* **Figure record extracts**:

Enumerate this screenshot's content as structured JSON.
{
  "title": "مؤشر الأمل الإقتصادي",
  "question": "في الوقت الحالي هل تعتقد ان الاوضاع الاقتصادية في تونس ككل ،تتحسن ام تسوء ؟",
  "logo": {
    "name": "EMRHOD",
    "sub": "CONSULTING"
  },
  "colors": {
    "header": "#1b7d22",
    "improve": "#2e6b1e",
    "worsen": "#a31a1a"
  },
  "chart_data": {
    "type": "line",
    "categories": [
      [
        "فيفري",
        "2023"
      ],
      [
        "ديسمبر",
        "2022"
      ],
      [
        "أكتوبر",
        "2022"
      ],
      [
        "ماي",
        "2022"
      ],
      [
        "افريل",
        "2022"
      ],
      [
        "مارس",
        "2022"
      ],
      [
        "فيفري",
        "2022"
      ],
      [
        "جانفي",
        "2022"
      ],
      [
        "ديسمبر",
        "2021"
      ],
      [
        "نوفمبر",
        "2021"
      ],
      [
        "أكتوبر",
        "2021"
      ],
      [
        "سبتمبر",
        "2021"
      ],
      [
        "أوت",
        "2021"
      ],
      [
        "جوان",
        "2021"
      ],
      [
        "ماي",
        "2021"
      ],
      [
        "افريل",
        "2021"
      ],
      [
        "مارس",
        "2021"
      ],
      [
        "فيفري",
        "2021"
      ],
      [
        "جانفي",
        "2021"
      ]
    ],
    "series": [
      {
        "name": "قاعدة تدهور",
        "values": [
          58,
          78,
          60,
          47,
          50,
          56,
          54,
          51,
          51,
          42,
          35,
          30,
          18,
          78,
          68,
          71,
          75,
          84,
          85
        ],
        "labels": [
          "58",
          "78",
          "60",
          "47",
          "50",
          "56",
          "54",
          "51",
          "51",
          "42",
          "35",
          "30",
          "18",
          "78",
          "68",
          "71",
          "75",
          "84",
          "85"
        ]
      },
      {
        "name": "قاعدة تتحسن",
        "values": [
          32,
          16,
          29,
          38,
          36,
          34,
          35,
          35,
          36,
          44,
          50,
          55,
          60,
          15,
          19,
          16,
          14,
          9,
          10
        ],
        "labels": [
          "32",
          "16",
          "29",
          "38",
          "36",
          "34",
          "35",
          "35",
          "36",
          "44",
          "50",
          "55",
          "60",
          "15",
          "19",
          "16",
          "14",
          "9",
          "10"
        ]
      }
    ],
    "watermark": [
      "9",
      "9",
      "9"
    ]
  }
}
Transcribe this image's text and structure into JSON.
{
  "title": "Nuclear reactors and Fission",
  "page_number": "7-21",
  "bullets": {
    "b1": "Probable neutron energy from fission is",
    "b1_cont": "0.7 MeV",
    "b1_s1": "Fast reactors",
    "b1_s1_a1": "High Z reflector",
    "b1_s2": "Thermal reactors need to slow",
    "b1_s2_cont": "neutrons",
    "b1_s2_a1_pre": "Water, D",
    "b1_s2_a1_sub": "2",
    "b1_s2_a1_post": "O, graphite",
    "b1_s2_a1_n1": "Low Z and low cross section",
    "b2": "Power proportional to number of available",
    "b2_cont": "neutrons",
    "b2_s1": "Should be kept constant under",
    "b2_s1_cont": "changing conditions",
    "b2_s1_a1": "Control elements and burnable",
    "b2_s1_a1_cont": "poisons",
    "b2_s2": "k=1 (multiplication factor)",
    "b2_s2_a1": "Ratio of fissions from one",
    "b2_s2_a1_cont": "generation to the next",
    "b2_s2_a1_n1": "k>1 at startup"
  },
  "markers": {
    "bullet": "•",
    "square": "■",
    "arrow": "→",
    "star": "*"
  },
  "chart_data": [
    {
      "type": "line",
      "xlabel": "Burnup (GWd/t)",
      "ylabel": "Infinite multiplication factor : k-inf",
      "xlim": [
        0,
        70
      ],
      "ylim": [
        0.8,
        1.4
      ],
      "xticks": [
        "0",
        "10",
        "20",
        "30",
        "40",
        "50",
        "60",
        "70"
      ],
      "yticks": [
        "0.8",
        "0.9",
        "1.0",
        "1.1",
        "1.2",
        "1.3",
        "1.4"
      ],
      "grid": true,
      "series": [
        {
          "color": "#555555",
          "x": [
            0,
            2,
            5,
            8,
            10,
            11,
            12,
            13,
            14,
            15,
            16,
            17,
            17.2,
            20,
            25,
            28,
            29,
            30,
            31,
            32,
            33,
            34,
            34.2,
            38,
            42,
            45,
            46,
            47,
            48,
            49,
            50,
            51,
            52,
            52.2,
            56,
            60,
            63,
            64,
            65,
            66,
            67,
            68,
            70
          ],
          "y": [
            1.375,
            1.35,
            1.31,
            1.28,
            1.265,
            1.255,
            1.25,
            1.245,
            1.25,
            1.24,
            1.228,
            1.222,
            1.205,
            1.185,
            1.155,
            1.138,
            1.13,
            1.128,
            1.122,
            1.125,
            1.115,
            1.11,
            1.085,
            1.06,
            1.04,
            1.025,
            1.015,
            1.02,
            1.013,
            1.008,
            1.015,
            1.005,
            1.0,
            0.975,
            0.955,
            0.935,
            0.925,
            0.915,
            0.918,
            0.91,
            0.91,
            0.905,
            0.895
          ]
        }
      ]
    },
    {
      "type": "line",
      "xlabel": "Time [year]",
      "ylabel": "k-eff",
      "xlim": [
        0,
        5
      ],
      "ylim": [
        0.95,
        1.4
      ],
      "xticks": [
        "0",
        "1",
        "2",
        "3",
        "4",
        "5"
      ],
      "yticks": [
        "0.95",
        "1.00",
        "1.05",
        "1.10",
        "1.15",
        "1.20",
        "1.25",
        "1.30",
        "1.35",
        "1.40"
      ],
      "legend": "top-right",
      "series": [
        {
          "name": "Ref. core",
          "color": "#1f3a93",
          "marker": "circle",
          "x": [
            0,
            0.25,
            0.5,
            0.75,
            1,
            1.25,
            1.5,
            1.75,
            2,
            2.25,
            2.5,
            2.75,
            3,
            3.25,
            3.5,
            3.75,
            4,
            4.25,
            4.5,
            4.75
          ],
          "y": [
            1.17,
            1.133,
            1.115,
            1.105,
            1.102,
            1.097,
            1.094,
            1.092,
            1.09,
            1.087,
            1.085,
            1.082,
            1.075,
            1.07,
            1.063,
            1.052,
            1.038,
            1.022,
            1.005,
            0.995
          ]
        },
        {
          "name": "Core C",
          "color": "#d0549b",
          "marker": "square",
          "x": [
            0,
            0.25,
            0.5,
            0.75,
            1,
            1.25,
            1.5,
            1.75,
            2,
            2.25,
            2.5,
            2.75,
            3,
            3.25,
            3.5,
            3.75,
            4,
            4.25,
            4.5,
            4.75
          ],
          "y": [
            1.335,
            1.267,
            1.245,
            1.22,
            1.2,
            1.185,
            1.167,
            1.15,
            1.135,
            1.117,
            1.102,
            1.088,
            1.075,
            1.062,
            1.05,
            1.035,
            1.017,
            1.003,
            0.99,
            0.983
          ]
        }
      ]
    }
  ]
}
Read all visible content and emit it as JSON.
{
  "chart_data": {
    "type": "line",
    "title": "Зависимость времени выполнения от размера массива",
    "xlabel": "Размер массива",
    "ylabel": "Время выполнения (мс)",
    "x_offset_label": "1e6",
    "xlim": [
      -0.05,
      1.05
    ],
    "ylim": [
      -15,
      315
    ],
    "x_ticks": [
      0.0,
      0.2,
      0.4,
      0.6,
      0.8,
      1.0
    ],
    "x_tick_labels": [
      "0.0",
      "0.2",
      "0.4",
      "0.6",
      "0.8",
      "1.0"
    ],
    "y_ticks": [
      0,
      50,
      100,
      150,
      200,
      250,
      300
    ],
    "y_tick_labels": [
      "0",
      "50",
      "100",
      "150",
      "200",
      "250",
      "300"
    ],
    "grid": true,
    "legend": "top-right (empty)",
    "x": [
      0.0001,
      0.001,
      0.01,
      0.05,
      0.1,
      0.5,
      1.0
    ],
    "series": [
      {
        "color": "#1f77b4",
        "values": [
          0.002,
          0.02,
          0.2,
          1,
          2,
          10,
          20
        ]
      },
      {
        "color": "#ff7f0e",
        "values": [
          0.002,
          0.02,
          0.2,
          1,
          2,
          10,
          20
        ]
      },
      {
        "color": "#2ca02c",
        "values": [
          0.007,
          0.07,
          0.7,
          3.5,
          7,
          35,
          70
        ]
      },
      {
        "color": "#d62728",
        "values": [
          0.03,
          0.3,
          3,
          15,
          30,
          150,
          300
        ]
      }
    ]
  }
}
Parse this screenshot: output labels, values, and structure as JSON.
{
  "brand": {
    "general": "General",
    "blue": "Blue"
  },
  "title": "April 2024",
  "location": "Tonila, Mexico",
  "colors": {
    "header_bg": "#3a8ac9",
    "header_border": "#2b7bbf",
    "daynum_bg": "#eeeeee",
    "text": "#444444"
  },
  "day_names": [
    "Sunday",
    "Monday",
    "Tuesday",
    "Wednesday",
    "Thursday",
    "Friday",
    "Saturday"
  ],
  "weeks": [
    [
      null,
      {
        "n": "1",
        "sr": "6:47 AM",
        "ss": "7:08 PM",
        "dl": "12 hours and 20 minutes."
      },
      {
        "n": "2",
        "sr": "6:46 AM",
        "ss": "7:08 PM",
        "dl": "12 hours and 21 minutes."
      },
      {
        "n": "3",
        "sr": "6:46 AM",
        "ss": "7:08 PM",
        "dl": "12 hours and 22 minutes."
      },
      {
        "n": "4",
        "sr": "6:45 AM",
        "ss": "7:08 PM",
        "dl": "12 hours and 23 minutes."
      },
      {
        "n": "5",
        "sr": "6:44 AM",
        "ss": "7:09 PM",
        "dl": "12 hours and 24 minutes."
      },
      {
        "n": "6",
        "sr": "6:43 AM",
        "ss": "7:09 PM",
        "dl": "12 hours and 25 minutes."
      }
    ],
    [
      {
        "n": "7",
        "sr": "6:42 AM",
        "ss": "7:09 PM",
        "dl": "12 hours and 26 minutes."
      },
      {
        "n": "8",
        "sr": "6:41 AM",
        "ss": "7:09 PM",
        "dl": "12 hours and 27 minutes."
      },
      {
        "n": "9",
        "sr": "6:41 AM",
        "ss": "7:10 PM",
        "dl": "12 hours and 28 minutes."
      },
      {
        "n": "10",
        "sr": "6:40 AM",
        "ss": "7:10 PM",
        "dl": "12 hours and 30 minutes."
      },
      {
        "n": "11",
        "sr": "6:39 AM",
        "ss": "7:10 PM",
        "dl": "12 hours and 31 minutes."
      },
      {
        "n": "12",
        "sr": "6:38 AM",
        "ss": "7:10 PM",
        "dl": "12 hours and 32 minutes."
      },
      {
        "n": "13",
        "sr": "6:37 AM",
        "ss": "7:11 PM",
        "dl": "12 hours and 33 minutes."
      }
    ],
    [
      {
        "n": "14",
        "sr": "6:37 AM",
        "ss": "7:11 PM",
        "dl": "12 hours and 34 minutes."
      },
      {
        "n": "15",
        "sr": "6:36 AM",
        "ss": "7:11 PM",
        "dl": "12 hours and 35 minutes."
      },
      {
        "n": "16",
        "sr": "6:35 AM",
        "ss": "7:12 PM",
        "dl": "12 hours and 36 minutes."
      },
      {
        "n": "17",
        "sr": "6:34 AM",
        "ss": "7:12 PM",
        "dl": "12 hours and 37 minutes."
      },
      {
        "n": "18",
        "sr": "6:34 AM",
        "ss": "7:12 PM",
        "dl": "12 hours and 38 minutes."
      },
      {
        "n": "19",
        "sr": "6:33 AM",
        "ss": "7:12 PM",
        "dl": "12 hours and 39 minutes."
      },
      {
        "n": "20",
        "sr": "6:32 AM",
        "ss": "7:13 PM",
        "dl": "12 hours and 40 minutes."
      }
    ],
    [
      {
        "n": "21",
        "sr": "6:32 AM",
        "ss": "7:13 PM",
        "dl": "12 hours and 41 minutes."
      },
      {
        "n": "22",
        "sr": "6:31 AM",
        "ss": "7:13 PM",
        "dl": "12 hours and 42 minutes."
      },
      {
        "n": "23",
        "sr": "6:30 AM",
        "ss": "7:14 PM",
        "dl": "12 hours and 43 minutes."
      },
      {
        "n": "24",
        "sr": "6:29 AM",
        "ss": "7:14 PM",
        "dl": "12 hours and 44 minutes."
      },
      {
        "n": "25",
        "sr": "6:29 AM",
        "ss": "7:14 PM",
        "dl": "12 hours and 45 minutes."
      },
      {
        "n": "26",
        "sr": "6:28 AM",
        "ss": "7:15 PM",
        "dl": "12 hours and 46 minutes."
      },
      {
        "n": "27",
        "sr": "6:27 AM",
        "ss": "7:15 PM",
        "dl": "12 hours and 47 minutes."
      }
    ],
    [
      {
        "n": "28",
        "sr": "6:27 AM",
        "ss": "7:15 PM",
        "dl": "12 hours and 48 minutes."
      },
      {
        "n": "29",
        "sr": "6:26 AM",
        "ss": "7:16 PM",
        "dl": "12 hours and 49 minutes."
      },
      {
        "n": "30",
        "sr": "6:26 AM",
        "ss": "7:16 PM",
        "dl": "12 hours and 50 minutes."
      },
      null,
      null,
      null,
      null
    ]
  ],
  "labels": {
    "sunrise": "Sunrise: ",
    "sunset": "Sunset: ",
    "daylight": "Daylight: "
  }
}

* **Task brief**: Take every line from the data above that holds "factor" and copy it out.

* **Result of the task**:
    "b2_s2": "k=1 (multiplication factor)",
      "ylabel": "Infinite multiplication factor : k-inf",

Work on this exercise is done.